▶ Given exercise:
Where the string "order" occurs in the material below, report the whole line.

▶ Extracted data entries:
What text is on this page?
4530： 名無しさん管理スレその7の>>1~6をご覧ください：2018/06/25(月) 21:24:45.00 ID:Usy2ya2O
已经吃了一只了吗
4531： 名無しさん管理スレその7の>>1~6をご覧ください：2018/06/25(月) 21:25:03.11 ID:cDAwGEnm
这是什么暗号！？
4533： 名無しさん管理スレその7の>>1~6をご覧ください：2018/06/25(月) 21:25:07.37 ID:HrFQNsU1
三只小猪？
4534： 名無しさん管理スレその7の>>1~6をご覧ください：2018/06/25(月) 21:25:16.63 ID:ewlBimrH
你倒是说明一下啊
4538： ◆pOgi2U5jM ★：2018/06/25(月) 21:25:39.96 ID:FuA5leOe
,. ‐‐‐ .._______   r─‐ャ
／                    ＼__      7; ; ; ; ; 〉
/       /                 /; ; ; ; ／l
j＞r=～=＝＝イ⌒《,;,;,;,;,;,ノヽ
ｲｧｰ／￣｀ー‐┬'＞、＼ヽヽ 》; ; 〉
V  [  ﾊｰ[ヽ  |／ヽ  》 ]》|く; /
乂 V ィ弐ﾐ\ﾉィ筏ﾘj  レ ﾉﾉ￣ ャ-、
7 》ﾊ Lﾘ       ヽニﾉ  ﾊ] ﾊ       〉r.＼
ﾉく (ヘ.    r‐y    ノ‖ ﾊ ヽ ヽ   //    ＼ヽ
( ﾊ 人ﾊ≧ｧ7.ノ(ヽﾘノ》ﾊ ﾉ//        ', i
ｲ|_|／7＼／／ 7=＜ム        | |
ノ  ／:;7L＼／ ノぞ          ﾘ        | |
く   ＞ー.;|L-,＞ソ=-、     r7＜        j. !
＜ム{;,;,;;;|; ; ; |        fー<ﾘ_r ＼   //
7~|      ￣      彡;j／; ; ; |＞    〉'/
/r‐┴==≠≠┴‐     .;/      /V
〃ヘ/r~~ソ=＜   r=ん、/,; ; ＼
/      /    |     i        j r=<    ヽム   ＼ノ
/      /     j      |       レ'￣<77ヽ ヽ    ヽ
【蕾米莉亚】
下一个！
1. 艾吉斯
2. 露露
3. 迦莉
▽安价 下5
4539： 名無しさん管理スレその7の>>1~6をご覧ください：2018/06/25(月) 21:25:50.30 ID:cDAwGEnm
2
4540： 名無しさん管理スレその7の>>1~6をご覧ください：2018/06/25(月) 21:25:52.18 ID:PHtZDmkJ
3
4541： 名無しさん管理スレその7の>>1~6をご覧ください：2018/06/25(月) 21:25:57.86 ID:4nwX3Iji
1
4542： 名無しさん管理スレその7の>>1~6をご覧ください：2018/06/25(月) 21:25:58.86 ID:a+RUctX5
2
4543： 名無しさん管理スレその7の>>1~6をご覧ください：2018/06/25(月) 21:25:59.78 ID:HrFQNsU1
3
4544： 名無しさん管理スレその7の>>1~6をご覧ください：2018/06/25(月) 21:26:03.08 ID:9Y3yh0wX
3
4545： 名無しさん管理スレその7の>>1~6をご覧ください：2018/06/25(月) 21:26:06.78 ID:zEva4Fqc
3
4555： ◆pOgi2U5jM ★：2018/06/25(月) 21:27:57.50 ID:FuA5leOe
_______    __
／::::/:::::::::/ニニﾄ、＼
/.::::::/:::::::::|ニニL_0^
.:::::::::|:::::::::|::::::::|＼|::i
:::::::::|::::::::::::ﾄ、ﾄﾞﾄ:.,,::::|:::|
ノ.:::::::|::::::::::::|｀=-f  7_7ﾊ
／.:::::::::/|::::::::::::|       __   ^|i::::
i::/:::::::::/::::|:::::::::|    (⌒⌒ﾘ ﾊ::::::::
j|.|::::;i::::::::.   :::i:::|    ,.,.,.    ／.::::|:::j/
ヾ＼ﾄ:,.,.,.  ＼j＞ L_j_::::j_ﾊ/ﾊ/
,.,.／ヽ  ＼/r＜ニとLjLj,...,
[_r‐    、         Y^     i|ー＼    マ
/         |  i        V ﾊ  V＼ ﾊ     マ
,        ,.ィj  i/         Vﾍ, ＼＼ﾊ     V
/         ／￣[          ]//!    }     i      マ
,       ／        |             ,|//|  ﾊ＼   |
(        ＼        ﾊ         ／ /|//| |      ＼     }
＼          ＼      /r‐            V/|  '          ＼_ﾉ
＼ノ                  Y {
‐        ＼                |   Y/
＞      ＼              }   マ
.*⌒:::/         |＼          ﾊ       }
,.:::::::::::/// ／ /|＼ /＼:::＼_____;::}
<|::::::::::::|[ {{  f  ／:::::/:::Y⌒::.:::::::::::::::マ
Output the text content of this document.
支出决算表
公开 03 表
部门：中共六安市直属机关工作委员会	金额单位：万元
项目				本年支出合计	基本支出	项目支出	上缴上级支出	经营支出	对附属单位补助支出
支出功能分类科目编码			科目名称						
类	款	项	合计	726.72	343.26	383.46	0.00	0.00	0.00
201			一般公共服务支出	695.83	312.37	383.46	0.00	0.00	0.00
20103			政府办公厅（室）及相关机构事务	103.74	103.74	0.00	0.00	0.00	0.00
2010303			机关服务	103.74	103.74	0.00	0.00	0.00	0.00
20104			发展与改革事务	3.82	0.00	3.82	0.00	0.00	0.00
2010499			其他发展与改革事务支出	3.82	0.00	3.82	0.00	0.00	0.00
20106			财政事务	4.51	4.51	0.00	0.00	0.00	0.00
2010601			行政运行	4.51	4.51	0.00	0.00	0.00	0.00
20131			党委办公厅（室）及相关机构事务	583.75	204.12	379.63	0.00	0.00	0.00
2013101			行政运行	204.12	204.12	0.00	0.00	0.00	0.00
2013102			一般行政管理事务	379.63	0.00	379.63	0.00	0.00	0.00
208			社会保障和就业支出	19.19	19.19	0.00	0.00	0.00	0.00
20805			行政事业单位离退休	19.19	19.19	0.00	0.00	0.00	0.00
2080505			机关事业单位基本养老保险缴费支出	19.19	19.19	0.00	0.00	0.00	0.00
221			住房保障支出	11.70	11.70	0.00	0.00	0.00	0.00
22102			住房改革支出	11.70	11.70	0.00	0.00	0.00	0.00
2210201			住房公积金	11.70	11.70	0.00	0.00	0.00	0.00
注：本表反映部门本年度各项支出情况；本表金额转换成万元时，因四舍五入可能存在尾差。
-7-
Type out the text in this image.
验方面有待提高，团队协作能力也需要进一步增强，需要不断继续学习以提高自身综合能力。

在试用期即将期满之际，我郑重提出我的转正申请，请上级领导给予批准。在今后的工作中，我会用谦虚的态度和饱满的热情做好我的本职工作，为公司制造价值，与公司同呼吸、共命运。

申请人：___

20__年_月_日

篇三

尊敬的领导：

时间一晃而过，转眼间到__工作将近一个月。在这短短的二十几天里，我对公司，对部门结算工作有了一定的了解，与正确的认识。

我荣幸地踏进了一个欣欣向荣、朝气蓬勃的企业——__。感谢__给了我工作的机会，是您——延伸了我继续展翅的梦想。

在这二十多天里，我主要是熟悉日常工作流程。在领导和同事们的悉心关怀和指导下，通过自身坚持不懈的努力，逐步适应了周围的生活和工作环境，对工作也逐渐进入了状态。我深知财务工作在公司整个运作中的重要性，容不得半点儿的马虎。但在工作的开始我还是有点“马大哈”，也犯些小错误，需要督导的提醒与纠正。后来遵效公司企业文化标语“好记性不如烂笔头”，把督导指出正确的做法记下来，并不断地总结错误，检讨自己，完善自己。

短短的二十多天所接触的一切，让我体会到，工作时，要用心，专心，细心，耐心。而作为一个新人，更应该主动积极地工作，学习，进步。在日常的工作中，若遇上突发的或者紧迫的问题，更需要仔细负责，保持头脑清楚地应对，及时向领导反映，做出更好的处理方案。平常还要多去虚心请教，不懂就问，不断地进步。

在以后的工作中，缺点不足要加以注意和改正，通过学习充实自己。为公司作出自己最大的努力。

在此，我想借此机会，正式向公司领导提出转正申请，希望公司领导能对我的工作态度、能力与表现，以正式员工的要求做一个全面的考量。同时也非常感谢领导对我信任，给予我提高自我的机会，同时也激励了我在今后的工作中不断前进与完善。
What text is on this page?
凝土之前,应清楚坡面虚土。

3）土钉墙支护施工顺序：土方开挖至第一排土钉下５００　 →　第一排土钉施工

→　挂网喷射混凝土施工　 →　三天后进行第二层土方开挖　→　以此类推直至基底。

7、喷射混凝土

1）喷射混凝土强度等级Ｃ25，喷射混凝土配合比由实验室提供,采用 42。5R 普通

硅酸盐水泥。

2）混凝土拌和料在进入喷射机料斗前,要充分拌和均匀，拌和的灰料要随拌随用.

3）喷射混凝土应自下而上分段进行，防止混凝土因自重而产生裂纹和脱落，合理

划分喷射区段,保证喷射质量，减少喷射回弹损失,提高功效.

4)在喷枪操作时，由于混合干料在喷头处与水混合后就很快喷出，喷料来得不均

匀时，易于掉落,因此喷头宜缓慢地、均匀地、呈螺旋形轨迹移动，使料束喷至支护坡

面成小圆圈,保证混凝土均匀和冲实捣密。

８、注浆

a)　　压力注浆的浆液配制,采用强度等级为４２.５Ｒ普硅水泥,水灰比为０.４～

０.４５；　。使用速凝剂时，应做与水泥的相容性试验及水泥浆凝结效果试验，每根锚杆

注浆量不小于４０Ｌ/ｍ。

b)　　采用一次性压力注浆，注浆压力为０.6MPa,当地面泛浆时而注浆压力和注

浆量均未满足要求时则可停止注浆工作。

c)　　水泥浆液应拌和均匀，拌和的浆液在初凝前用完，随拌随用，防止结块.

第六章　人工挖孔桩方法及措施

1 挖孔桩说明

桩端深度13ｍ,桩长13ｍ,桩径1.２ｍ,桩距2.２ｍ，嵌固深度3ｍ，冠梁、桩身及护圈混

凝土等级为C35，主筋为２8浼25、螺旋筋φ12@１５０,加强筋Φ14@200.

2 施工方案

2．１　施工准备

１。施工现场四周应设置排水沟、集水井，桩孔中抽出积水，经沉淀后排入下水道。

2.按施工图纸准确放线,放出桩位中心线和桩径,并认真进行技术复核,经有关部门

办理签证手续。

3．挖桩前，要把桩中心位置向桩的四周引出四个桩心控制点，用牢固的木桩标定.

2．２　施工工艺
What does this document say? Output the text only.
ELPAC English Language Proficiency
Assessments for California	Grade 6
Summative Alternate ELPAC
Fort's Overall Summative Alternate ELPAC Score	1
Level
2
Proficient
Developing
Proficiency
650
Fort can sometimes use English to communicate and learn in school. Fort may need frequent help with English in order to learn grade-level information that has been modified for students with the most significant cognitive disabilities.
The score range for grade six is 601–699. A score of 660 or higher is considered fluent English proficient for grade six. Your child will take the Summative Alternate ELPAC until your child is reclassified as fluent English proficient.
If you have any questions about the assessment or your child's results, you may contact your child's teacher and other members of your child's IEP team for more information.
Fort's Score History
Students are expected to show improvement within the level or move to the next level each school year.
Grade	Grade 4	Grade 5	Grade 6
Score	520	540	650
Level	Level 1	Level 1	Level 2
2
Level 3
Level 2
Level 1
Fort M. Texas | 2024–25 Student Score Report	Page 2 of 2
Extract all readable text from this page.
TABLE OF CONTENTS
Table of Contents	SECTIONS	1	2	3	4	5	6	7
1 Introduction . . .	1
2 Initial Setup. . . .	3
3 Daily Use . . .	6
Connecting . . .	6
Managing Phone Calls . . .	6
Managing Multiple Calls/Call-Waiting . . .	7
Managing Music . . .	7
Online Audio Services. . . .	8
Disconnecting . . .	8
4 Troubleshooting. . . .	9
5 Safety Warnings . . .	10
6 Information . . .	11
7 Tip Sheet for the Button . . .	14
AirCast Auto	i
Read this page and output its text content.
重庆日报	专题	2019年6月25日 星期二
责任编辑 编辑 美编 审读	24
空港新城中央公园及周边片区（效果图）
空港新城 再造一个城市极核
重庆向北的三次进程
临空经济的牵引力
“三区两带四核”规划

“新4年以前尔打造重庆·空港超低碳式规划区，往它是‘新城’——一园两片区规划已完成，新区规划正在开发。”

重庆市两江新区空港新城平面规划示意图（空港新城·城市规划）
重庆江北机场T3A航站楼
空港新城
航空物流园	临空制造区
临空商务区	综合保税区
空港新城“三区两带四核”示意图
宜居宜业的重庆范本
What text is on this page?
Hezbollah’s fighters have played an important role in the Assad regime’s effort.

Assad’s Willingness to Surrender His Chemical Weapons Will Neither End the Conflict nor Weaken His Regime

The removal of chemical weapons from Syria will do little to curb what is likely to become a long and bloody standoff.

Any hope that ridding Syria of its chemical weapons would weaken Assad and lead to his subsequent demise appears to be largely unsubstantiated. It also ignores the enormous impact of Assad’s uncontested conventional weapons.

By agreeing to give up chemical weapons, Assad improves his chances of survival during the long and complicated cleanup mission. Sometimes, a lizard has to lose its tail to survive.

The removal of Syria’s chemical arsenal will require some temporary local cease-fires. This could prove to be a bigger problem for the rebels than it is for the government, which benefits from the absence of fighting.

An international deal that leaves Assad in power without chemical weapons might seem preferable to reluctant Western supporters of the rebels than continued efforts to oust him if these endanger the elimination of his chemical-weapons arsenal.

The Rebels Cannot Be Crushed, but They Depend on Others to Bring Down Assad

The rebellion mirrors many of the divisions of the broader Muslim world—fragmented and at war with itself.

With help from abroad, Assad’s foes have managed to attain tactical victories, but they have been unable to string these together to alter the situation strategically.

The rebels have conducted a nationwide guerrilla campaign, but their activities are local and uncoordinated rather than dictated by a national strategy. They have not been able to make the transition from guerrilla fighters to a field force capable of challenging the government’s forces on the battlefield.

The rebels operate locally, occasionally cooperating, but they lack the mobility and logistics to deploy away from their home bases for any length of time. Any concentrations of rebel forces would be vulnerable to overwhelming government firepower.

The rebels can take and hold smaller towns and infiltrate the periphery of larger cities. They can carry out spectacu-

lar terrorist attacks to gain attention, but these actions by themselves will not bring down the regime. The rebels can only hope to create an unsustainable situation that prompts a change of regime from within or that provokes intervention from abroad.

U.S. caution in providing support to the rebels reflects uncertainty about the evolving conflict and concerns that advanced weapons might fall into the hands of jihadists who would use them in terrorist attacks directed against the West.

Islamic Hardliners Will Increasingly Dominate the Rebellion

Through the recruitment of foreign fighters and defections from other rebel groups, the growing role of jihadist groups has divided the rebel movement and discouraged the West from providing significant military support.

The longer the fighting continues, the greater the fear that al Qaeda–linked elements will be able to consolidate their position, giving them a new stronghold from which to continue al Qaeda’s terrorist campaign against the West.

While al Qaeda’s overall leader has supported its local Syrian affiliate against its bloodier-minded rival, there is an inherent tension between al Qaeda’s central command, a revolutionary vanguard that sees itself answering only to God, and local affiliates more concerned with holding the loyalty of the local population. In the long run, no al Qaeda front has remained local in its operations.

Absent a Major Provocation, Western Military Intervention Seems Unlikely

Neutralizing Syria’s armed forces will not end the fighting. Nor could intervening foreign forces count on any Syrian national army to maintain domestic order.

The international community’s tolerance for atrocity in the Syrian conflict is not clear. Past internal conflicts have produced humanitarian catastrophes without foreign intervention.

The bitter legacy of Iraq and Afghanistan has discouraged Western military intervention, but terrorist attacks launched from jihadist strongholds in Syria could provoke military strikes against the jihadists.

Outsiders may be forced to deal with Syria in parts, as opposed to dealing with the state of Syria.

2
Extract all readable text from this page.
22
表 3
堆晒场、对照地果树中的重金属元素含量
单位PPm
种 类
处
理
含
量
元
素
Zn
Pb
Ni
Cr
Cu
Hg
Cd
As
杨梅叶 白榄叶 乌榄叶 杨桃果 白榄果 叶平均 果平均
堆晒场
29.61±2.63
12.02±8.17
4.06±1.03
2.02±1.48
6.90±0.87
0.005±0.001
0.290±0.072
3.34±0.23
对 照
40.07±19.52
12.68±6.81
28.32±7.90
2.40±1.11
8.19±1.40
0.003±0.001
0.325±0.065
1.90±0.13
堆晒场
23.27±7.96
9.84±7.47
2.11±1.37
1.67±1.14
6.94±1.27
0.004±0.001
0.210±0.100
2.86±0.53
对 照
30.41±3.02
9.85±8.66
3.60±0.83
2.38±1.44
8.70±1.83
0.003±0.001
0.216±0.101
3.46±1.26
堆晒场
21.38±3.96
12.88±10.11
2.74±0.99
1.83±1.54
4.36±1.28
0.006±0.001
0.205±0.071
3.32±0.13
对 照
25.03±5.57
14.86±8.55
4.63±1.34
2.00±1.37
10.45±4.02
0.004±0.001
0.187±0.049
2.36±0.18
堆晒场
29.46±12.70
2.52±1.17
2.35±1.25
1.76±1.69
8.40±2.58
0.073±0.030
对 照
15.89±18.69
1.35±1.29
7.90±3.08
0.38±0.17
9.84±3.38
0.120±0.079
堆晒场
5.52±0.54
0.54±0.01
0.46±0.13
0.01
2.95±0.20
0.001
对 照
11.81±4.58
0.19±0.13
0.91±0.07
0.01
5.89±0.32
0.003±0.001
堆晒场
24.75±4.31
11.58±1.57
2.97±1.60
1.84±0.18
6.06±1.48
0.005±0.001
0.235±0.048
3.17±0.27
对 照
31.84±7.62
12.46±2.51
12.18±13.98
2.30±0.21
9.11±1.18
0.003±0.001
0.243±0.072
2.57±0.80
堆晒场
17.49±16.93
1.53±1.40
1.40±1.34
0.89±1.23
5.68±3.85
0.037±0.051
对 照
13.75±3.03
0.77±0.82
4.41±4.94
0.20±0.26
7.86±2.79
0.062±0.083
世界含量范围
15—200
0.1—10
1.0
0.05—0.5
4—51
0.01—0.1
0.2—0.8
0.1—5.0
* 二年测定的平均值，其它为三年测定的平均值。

▶ The completed task:
Fort can sometimes use English to communicate and learn in school. Fort may need frequent help with English in order to learn grade-level information that has been modified for students with the most significant cognitive disabilities.
Neutralizing Syria’s armed forces will not end the fighting. Nor could intervening foreign forces count on any Syrian national army to maintain domestic order.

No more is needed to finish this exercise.